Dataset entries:
-----

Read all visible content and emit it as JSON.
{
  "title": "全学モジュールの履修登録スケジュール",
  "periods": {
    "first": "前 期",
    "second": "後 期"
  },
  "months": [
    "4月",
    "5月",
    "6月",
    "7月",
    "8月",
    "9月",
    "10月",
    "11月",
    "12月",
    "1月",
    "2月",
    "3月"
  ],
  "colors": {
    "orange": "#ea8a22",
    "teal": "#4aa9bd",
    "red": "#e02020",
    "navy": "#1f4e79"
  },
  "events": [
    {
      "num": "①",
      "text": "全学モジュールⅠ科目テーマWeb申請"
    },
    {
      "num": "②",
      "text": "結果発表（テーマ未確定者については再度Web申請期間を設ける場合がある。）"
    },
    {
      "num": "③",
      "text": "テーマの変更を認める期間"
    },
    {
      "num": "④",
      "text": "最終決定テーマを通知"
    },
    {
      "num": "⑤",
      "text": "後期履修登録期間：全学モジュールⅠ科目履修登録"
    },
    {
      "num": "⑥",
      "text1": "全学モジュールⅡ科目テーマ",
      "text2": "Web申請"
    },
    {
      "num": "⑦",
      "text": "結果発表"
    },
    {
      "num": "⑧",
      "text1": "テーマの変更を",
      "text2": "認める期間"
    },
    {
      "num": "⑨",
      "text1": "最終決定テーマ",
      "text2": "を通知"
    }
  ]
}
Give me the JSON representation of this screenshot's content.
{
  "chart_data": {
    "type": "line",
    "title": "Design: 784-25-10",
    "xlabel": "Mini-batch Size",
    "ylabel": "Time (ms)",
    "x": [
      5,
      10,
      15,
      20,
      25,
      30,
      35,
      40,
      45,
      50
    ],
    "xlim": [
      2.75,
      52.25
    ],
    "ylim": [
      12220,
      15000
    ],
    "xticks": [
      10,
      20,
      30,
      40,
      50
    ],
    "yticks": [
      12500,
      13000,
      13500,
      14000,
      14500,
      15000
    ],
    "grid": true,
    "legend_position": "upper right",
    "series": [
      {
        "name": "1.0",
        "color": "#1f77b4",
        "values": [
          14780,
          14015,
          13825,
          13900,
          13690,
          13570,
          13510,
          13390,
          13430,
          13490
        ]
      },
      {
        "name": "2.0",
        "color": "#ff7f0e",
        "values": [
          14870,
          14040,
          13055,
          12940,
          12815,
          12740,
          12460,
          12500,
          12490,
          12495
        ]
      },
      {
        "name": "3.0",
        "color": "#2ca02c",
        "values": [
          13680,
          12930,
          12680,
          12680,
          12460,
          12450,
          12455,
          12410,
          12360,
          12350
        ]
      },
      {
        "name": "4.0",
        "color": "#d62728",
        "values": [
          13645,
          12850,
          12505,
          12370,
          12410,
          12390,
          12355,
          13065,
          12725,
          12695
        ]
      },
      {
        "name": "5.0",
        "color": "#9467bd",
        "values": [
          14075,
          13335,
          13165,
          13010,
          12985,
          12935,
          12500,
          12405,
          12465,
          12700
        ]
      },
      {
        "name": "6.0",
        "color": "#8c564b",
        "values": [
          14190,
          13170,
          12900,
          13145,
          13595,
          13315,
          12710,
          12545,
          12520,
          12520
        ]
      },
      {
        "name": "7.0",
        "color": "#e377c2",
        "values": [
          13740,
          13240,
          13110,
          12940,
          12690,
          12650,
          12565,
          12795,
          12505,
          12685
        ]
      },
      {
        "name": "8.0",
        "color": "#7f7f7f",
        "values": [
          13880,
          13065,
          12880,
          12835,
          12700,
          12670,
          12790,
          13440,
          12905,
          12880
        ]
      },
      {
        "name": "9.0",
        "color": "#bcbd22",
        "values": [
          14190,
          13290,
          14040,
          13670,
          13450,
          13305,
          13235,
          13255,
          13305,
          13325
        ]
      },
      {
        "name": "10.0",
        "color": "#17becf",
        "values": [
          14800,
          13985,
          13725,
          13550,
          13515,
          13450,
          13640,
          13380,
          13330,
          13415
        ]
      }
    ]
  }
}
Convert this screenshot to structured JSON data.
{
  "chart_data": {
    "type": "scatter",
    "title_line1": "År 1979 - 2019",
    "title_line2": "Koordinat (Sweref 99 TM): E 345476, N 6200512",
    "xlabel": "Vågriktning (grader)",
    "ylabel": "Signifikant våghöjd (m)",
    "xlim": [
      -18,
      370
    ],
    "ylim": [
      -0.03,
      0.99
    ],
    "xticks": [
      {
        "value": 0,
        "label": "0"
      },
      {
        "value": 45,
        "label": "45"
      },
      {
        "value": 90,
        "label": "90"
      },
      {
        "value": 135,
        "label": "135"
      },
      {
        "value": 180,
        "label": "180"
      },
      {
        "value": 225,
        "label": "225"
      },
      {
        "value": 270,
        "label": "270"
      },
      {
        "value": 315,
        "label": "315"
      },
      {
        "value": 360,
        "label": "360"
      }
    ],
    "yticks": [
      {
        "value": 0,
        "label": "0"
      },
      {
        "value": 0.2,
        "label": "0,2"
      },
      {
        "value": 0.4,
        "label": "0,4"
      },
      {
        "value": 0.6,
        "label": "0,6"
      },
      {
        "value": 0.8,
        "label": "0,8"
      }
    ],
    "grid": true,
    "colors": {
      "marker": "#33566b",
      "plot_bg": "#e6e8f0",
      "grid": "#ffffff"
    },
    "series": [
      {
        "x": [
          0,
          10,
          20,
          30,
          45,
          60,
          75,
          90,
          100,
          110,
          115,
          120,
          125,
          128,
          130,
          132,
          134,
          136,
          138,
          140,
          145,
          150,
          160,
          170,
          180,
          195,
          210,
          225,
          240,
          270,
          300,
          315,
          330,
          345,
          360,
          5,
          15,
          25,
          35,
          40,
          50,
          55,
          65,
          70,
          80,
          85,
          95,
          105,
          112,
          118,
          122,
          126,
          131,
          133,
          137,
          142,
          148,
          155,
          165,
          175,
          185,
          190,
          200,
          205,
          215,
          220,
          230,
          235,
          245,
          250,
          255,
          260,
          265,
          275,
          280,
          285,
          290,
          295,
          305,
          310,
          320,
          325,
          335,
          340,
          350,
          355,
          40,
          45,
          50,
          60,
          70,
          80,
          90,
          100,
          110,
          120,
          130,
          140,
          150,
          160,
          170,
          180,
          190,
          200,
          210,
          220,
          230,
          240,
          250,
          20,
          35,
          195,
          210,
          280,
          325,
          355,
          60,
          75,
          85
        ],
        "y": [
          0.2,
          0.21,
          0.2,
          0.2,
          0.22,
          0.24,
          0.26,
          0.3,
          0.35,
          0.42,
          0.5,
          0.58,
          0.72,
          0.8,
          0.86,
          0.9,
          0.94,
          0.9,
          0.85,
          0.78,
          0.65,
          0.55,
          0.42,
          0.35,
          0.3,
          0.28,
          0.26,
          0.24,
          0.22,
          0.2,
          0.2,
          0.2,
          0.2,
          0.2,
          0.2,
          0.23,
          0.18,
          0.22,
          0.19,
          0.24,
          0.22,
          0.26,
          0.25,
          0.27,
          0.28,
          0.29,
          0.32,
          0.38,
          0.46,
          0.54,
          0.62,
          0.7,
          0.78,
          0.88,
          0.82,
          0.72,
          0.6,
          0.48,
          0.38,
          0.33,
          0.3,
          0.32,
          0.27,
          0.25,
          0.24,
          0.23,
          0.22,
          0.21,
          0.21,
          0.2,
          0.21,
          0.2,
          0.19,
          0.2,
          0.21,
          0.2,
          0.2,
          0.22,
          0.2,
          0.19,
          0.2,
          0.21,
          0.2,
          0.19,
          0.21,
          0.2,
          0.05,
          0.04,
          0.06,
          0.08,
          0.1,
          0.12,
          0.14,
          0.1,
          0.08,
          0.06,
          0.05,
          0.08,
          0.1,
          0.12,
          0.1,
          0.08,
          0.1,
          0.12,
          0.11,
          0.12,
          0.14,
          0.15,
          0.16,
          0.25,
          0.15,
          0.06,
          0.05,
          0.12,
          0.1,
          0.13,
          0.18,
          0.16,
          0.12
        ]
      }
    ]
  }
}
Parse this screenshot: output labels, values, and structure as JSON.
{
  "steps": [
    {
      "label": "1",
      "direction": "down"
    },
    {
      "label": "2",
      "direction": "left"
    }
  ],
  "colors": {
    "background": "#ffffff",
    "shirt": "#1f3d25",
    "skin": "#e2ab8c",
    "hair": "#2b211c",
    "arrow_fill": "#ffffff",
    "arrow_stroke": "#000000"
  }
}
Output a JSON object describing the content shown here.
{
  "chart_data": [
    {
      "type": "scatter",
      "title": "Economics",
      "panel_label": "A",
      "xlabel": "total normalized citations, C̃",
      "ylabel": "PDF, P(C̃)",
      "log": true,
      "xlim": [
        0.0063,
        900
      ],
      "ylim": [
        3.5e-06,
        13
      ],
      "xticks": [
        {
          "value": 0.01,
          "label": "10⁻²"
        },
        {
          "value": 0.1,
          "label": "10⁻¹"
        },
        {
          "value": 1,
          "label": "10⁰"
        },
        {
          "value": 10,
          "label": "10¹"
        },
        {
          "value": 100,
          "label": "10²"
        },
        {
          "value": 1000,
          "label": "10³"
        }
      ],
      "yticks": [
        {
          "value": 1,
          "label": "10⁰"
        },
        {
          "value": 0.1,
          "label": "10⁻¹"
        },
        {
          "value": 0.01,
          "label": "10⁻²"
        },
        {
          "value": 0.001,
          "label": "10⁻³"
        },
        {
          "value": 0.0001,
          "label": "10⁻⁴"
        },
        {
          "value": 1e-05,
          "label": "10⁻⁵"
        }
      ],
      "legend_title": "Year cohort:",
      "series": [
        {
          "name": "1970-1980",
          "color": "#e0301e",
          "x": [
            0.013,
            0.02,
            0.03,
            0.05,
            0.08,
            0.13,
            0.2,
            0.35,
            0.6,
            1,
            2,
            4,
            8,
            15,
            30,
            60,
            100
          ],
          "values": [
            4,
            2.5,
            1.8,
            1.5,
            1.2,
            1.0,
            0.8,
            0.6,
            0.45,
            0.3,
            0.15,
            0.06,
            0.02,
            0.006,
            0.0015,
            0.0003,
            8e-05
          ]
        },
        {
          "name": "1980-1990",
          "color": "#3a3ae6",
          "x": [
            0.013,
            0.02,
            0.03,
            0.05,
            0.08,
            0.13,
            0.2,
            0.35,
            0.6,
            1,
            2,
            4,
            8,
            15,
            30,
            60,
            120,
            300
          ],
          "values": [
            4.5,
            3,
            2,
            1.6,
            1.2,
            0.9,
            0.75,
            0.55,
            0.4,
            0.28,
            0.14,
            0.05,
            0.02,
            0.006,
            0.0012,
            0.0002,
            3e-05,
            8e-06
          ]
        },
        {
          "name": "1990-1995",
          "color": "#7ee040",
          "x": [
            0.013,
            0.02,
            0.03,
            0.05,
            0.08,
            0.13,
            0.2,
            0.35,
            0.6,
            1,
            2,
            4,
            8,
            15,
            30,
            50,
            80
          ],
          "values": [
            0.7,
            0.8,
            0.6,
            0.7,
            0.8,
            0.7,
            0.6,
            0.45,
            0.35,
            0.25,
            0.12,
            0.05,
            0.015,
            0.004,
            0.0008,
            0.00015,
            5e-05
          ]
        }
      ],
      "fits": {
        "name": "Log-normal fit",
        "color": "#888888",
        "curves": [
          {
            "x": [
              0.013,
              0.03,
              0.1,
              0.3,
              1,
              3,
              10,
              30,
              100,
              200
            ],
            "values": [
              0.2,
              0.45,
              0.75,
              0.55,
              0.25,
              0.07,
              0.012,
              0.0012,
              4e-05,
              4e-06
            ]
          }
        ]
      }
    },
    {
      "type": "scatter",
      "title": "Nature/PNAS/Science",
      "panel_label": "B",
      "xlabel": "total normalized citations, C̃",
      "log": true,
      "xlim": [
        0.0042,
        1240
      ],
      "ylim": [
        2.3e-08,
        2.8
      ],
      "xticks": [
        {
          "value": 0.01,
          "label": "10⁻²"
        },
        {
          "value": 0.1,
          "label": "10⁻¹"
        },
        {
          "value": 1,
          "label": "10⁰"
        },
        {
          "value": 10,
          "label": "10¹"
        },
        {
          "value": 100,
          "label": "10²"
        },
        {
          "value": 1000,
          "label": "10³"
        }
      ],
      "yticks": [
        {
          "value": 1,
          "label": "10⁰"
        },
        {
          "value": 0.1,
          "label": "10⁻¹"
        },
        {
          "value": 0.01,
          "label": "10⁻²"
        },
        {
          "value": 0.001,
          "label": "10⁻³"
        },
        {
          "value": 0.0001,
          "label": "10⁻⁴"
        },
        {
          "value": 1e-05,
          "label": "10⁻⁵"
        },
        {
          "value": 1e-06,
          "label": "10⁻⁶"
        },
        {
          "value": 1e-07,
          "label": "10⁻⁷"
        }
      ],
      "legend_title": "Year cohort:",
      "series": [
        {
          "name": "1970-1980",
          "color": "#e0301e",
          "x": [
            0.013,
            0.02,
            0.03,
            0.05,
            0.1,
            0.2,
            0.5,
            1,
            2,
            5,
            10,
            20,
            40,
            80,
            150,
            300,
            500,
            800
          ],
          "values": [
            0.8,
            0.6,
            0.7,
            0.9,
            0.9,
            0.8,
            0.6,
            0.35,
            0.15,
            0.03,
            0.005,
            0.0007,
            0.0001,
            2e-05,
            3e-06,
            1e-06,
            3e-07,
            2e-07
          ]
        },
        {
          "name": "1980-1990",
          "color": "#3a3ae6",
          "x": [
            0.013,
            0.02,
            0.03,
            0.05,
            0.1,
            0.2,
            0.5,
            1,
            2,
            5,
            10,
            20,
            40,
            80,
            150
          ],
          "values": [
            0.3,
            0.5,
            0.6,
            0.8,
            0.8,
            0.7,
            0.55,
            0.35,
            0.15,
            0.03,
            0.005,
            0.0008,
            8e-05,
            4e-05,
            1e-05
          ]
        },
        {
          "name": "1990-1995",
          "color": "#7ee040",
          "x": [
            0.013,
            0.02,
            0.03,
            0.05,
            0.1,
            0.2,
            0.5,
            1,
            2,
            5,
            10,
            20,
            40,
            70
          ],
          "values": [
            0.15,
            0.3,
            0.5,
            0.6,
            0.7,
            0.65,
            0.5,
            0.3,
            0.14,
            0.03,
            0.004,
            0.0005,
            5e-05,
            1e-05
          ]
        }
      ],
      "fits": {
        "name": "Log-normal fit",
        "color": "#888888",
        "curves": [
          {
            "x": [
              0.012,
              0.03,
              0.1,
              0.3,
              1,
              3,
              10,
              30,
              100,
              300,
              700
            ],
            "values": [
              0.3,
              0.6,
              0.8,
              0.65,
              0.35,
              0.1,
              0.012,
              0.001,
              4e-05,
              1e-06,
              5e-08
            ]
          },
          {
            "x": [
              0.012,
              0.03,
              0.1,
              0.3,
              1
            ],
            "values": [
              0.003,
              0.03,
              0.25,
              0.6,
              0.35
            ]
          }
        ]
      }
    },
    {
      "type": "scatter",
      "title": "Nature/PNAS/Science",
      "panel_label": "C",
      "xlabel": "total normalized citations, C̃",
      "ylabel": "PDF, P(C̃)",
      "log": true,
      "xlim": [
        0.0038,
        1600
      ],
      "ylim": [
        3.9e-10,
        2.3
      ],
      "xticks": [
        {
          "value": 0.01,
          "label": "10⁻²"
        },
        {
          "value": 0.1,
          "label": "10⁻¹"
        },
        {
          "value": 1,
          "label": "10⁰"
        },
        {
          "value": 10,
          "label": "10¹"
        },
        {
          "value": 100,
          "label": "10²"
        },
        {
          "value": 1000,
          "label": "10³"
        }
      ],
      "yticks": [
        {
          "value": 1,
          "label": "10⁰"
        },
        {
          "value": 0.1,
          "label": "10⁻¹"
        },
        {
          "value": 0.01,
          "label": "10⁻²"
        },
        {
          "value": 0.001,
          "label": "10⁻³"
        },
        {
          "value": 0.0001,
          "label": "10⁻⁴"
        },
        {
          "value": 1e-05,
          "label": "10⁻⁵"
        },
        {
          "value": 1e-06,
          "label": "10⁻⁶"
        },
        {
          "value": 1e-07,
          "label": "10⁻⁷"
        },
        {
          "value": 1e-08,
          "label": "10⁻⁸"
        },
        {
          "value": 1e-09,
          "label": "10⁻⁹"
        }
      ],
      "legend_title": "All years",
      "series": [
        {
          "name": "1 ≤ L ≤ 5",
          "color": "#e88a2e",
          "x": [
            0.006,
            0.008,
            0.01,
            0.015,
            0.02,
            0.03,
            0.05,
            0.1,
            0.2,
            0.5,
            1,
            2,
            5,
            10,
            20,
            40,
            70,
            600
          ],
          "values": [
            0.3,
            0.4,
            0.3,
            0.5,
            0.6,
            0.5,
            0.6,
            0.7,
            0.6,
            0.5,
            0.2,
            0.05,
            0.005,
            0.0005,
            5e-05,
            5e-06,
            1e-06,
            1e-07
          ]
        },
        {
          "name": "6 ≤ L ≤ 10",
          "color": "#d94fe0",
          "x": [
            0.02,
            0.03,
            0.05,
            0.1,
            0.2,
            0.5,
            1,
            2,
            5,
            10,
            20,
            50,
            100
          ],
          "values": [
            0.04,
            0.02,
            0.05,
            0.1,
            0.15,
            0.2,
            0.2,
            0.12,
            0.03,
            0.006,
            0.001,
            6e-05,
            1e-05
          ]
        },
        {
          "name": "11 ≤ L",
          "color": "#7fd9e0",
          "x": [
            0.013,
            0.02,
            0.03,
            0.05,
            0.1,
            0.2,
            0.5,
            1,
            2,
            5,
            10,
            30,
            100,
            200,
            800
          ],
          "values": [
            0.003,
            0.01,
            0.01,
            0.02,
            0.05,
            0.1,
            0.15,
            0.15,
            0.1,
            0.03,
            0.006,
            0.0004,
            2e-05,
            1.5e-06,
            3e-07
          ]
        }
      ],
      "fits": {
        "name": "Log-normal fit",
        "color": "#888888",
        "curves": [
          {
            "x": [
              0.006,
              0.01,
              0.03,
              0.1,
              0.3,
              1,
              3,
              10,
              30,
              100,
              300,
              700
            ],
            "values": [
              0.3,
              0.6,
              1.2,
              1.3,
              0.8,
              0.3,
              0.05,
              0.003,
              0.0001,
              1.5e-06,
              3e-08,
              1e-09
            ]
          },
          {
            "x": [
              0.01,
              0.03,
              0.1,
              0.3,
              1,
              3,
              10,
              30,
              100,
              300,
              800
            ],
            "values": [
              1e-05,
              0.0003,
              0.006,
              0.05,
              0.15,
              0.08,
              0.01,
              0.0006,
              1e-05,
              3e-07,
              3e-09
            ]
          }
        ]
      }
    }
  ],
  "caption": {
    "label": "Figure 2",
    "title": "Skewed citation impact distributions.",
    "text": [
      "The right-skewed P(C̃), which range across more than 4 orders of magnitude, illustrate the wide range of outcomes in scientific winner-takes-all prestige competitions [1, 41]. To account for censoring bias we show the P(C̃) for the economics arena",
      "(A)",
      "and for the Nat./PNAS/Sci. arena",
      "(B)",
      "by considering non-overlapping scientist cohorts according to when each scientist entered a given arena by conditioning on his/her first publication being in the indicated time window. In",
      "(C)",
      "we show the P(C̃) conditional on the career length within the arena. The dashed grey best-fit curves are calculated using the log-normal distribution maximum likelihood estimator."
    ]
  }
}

-----

## [WHAT IS REQUIRED]
Show the lines where the word "ffffff" appears in the entries.

## [RESULT FOR THIS EXERCISE]
      "grid": "#ffffff"
    "background": "#ffffff",
    "arrow_fill": "#ffffff",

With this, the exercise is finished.